Reproduce the listing with every occurrence of "atom-cloud" swapped for "atom cluster", keeping all other text unchanged.

- **Coordinate annotation records**:
((

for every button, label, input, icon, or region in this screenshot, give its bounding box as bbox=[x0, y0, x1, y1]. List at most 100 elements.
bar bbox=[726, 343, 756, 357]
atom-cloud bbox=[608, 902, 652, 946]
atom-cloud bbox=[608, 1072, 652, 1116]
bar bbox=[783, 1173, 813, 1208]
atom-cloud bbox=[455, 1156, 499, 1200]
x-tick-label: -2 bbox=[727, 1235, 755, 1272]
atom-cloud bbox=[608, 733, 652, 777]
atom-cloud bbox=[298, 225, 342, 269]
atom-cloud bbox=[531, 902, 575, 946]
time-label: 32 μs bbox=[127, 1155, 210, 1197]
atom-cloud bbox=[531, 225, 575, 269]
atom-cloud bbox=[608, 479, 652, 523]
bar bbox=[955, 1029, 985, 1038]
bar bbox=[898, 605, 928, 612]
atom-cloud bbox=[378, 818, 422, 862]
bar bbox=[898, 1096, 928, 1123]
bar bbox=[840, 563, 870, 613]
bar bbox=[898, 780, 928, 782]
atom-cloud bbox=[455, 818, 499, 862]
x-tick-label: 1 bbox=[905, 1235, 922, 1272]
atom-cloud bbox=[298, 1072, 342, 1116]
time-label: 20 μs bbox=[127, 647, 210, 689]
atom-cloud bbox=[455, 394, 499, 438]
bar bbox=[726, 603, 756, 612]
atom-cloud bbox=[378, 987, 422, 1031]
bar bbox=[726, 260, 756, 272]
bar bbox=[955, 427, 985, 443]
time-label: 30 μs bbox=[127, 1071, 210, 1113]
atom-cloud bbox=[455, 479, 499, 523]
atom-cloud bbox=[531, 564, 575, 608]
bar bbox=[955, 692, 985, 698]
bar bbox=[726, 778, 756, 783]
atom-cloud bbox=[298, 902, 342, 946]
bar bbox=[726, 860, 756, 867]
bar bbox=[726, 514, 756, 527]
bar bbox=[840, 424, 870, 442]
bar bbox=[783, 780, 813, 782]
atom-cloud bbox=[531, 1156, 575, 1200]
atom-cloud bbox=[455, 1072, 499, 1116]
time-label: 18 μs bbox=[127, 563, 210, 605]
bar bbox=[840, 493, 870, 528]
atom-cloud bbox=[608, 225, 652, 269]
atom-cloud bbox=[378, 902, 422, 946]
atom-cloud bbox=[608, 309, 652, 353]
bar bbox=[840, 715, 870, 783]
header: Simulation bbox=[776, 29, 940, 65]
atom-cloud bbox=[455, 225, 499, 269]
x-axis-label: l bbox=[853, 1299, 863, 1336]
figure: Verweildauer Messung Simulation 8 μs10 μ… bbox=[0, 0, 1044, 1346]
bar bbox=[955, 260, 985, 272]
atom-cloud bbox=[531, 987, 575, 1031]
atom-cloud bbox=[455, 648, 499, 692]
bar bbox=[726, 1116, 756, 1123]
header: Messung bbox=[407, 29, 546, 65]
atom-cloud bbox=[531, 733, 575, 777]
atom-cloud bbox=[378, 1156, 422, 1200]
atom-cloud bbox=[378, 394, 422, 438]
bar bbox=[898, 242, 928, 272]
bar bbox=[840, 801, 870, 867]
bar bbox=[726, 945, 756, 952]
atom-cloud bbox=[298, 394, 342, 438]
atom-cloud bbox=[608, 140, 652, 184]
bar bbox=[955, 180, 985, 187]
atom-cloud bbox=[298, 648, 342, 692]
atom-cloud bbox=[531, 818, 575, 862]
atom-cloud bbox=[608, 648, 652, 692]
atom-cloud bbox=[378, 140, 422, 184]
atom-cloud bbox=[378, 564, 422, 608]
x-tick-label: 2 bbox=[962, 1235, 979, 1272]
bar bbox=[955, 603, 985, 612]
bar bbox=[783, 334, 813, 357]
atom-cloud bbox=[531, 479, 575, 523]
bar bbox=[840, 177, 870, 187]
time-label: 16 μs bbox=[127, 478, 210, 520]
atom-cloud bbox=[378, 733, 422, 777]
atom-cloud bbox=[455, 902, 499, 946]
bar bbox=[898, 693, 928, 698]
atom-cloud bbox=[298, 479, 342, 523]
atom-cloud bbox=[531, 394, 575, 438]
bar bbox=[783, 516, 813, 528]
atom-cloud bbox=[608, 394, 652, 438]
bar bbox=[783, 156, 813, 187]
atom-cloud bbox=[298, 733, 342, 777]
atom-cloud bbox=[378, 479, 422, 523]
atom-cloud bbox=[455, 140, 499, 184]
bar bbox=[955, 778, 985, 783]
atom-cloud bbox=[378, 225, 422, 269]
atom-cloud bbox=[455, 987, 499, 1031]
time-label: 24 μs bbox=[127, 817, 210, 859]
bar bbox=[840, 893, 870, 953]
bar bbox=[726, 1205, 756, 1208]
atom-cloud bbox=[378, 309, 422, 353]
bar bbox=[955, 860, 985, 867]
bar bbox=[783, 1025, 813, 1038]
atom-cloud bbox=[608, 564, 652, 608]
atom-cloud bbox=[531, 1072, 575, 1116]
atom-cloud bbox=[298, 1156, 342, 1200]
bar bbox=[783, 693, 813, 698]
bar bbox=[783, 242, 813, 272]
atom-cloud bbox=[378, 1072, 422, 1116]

))

- **FINISHED TASK**:
for every button, label, input, icon, or region in this screenshot, give its bounding box as bbox=[x0, y0, x1, y1]. List at most 100 elements.
bar bbox=[726, 343, 756, 357]
atom cluster bbox=[608, 902, 652, 946]
atom cluster bbox=[608, 1072, 652, 1116]
bar bbox=[783, 1173, 813, 1208]
atom cluster bbox=[455, 1156, 499, 1200]
x-tick-label: -2 bbox=[727, 1235, 755, 1272]
atom cluster bbox=[608, 733, 652, 777]
atom cluster bbox=[298, 225, 342, 269]
atom cluster bbox=[531, 902, 575, 946]
time-label: 32 μs bbox=[127, 1155, 210, 1197]
atom cluster bbox=[531, 225, 575, 269]
atom cluster bbox=[608, 479, 652, 523]
bar bbox=[955, 1029, 985, 1038]
bar bbox=[898, 605, 928, 612]
atom cluster bbox=[378, 818, 422, 862]
bar bbox=[898, 1096, 928, 1123]
bar bbox=[840, 563, 870, 613]
bar bbox=[898, 780, 928, 782]
atom cluster bbox=[455, 818, 499, 862]
x-tick-label: 1 bbox=[905, 1235, 922, 1272]
atom cluster bbox=[298, 1072, 342, 1116]
time-label: 20 μs bbox=[127, 647, 210, 689]
atom cluster bbox=[455, 394, 499, 438]
bar bbox=[726, 603, 756, 612]
atom cluster bbox=[378, 987, 422, 1031]
bar bbox=[726, 260, 756, 272]
bar bbox=[955, 427, 985, 443]
time-label: 30 μs bbox=[127, 1071, 210, 1113]
atom cluster bbox=[455, 479, 499, 523]
atom cluster bbox=[531, 564, 575, 608]
bar bbox=[955, 692, 985, 698]
bar bbox=[726, 778, 756, 783]
atom cluster bbox=[298, 902, 342, 946]
bar bbox=[726, 860, 756, 867]
bar bbox=[726, 514, 756, 527]
bar bbox=[840, 424, 870, 442]
bar bbox=[783, 780, 813, 782]
atom cluster bbox=[531, 1156, 575, 1200]
atom cluster bbox=[455, 1072, 499, 1116]
time-label: 18 μs bbox=[127, 563, 210, 605]
bar bbox=[840, 493, 870, 528]
atom cluster bbox=[608, 225, 652, 269]
atom cluster bbox=[378, 902, 422, 946]
atom cluster bbox=[608, 309, 652, 353]
bar bbox=[840, 715, 870, 783]
header: Simulation bbox=[776, 29, 940, 65]
atom cluster bbox=[455, 225, 499, 269]
x-axis-label: l bbox=[853, 1299, 863, 1336]
figure: Verweildauer Messung Simulation 8 μs10 μ… bbox=[0, 0, 1044, 1346]
bar bbox=[955, 260, 985, 272]
atom cluster bbox=[531, 987, 575, 1031]
atom cluster bbox=[455, 648, 499, 692]
bar bbox=[726, 1116, 756, 1123]
header: Messung bbox=[407, 29, 546, 65]
atom cluster bbox=[531, 733, 575, 777]
atom cluster bbox=[378, 1156, 422, 1200]
atom cluster bbox=[378, 394, 422, 438]
bar bbox=[898, 242, 928, 272]
bar bbox=[840, 801, 870, 867]
bar bbox=[726, 945, 756, 952]
atom cluster bbox=[298, 394, 342, 438]
atom cluster bbox=[608, 140, 652, 184]
bar bbox=[955, 180, 985, 187]
atom cluster bbox=[298, 648, 342, 692]
atom cluster bbox=[531, 818, 575, 862]
atom cluster bbox=[608, 648, 652, 692]
atom cluster bbox=[378, 140, 422, 184]
atom cluster bbox=[378, 564, 422, 608]
x-tick-label: 2 bbox=[962, 1235, 979, 1272]
bar bbox=[955, 603, 985, 612]
bar bbox=[783, 334, 813, 357]
atom cluster bbox=[531, 479, 575, 523]
bar bbox=[840, 177, 870, 187]
time-label: 16 μs bbox=[127, 478, 210, 520]
atom cluster bbox=[378, 733, 422, 777]
atom cluster bbox=[455, 902, 499, 946]
bar bbox=[898, 693, 928, 698]
atom cluster bbox=[298, 479, 342, 523]
atom cluster bbox=[531, 394, 575, 438]
bar bbox=[783, 516, 813, 528]
atom cluster bbox=[608, 394, 652, 438]
bar bbox=[783, 156, 813, 187]
atom cluster bbox=[298, 733, 342, 777]
atom cluster bbox=[378, 479, 422, 523]
atom cluster bbox=[455, 140, 499, 184]
bar bbox=[955, 778, 985, 783]
atom cluster bbox=[378, 225, 422, 269]
atom cluster bbox=[455, 987, 499, 1031]
time-label: 24 μs bbox=[127, 817, 210, 859]
bar bbox=[840, 893, 870, 953]
bar bbox=[726, 1205, 756, 1208]
atom cluster bbox=[378, 309, 422, 353]
bar bbox=[955, 860, 985, 867]
bar bbox=[783, 1025, 813, 1038]
atom cluster bbox=[608, 564, 652, 608]
atom cluster bbox=[531, 1072, 575, 1116]
atom cluster bbox=[298, 1156, 342, 1200]
bar bbox=[783, 693, 813, 698]
bar bbox=[783, 242, 813, 272]
atom cluster bbox=[378, 1072, 422, 1116]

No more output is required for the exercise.